Every entry needs to be printed exactly, please.

[Records that describe figures]
==================================================

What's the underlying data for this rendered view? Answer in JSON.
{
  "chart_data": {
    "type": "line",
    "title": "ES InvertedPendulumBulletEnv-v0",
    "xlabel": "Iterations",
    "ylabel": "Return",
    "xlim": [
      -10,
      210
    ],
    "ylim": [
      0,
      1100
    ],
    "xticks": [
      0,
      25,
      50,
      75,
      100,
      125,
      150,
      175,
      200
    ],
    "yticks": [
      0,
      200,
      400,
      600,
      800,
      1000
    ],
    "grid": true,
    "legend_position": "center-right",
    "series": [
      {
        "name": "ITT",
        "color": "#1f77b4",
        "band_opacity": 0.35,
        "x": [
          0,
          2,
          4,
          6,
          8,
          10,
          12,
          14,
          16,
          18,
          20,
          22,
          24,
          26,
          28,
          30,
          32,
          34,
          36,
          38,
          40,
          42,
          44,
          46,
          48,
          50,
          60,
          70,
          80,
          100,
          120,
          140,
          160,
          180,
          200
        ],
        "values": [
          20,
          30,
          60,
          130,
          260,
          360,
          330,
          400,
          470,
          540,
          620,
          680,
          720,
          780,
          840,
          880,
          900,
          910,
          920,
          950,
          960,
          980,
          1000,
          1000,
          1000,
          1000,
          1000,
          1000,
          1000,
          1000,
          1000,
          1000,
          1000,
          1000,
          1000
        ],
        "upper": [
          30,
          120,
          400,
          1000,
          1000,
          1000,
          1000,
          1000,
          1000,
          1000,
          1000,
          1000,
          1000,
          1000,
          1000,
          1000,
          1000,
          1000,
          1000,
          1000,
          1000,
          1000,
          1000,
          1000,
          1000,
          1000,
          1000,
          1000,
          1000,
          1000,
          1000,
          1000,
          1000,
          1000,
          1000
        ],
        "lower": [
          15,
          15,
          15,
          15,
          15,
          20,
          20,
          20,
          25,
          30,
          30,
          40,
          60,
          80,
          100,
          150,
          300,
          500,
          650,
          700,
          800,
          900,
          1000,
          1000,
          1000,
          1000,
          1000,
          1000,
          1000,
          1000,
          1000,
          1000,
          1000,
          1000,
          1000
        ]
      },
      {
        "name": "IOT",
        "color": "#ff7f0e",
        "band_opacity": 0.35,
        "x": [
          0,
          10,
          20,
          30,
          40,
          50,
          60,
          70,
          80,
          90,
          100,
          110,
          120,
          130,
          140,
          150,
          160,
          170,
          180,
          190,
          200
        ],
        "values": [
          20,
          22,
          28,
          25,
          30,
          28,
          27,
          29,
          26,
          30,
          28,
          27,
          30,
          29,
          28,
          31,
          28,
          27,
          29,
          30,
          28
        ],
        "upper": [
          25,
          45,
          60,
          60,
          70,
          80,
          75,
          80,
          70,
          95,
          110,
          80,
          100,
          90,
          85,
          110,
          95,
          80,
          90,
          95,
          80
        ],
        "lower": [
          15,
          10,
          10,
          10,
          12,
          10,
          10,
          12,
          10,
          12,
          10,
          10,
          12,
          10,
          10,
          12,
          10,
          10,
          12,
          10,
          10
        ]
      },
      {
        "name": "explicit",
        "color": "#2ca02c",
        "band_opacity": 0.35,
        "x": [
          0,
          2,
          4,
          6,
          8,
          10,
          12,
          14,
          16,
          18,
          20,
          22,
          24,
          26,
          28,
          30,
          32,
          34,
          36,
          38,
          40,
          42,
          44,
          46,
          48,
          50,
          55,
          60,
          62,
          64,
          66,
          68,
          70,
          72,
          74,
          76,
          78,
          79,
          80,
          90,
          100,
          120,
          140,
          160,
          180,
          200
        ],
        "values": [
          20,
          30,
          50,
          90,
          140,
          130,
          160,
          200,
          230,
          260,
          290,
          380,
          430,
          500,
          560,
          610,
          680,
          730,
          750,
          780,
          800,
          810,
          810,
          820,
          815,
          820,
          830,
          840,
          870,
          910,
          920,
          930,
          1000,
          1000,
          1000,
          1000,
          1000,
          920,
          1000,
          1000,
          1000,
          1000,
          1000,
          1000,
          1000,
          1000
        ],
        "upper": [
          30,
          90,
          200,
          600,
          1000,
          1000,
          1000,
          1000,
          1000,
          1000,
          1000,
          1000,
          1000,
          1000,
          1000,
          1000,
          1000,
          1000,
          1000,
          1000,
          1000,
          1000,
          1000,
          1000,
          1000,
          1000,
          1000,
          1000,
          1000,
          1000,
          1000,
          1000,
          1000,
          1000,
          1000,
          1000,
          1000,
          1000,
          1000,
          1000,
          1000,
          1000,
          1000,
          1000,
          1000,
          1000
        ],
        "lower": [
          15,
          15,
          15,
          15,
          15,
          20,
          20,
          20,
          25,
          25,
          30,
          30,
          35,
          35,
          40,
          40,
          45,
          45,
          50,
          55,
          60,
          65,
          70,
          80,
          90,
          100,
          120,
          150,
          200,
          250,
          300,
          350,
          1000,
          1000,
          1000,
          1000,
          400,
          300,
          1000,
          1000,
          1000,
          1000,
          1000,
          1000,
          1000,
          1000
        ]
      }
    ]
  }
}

==================================================

### Exercise answer
What's the underlying data for this rendered view? Answer in JSON.
{
  "chart_data": {
    "type": "line",
    "title": "ES InvertedPendulumBulletEnv-v0",
    "xlabel": "Iterations",
    "ylabel": "Return",
    "xlim": [
      -10,
      210
    ],
    "ylim": [
      0,
      1100
    ],
    "xticks": [
      0,
      25,
      50,
      75,
      100,
      125,
      150,
      175,
      200
    ],
    "yticks": [
      0,
      200,
      400,
      600,
      800,
      1000
    ],
    "grid": true,
    "legend_position": "center-right",
    "series": [
      {
        "name": "ITT",
        "color": "#1f77b4",
        "band_opacity": 0.35,
        "x": [
          0,
          2,
          4,
          6,
          8,
          10,
          12,
          14,
          16,
          18,
          20,
          22,
          24,
          26,
          28,
          30,
          32,
          34,
          36,
          38,
          40,
          42,
          44,
          46,
          48,
          50,
          60,
          70,
          80,
          100,
          120,
          140,
          160,
          180,
          200
        ],
        "values": [
          20,
          30,
          60,
          130,
          260,
          360,
          330,
          400,
          470,
          540,
          620,
          680,
          720,
          780,
          840,
          880,
          900,
          910,
          920,
          950,
          960,
          980,
          1000,
          1000,
          1000,
          1000,
          1000,
          1000,
          1000,
          1000,
          1000,
          1000,
          1000,
          1000,
          1000
        ],
        "upper": [
          30,
          120,
          400,
          1000,
          1000,
          1000,
          1000,
          1000,
          1000,
          1000,
          1000,
          1000,
          1000,
          1000,
          1000,
          1000,
          1000,
          1000,
          1000,
          1000,
          1000,
          1000,
          1000,
          1000,
          1000,
          1000,
          1000,
          1000,
          1000,
          1000,
          1000,
          1000,
          1000,
          1000,
          1000
        ],
        "lower": [
          15,
          15,
          15,
          15,
          15,
          20,
          20,
          20,
          25,
          30,
          30,
          40,
          60,
          80,
          100,
          150,
          300,
          500,
          650,
          700,
          800,
          900,
          1000,
          1000,
          1000,
          1000,
          1000,
          1000,
          1000,
          1000,
          1000,
          1000,
          1000,
          1000,
          1000
        ]
      },
      {
        "name": "IOT",
        "color": "#ff7f0e",
        "band_opacity": 0.35,
        "x": [
          0,
          10,
          20,
          30,
          40,
          50,
          60,
          70,
          80,
          90,
          100,
          110,
          120,
          130,
          140,
          150,
          160,
          170,
          180,
          190,
          200
        ],
        "values": [
          20,
          22,
          28,
          25,
          30,
          28,
          27,
          29,
          26,
          30,
          28,
          27,
          30,
          29,
          28,
          31,
          28,
          27,
          29,
          30,
          28
        ],
        "upper": [
          25,
          45,
          60,
          60,
          70,
          80,
          75,
          80,
          70,
          95,
          110,
          80,
          100,
          90,
          85,
          110,
          95,
          80,
          90,
          95,
          80
        ],
        "lower": [
          15,
          10,
          10,
          10,
          12,
          10,
          10,
          12,
          10,
          12,
          10,
          10,
          12,
          10,
          10,
          12,
          10,
          10,
          12,
          10,
          10
        ]
      },
      {
        "name": "explicit",
        "color": "#2ca02c",
        "band_opacity": 0.35,
        "x": [
          0,
          2,
          4,
          6,
          8,
          10,
          12,
          14,
          16,
          18,
          20,
          22,
          24,
          26,
          28,
          30,
          32,
          34,
          36,
          38,
          40,
          42,
          44,
          46,
          48,
          50,
          55,
          60,
          62,
          64,
          66,
          68,
          70,
          72,
          74,
          76,
          78,
          79,
          80,
          90,
          100,
          120,
          140,
          160,
          180,
          200
        ],
        "values": [
          20,
          30,
          50,
          90,
          140,
          130,
          160,
          200,
          230,
          260,
          290,
          380,
          430,
          500,
          560,
          610,
          680,
          730,
          750,
          780,
          800,
          810,
          810,
          820,
          815,
          820,
          830,
          840,
          870,
          910,
          920,
          930,
          1000,
          1000,
          1000,
          1000,
          1000,
          920,
          1000,
          1000,
          1000,
          1000,
          1000,
          1000,
          1000,
          1000
        ],
        "upper": [
          30,
          90,
          200,
          600,
          1000,
          1000,
          1000,
          1000,
          1000,
          1000,
          1000,
          1000,
          1000,
          1000,
          1000,
          1000,
          1000,
          1000,
          1000,
          1000,
          1000,
          1000,
          1000,
          1000,
          1000,
          1000,
          1000,
          1000,
          1000,
          1000,
          1000,
          1000,
          1000,
          1000,
          1000,
          1000,
          1000,
          1000,
          1000,
          1000,
          1000,
          1000,
          1000,
          1000,
          1000,
          1000
        ],
        "lower": [
          15,
          15,
          15,
          15,
          15,
          20,
          20,
          20,
          25,
          25,
          30,
          30,
          35,
          35,
          40,
          40,
          45,
          45,
          50,
          55,
          60,
          65,
          70,
          80,
          90,
          100,
          120,
          150,
          200,
          250,
          300,
          350,
          1000,
          1000,
          1000,
          1000,
          400,
          300,
          1000,
          1000,
          1000,
          1000,
          1000,
          1000,
          1000,
          1000
        ]
      }
    ]
  }
}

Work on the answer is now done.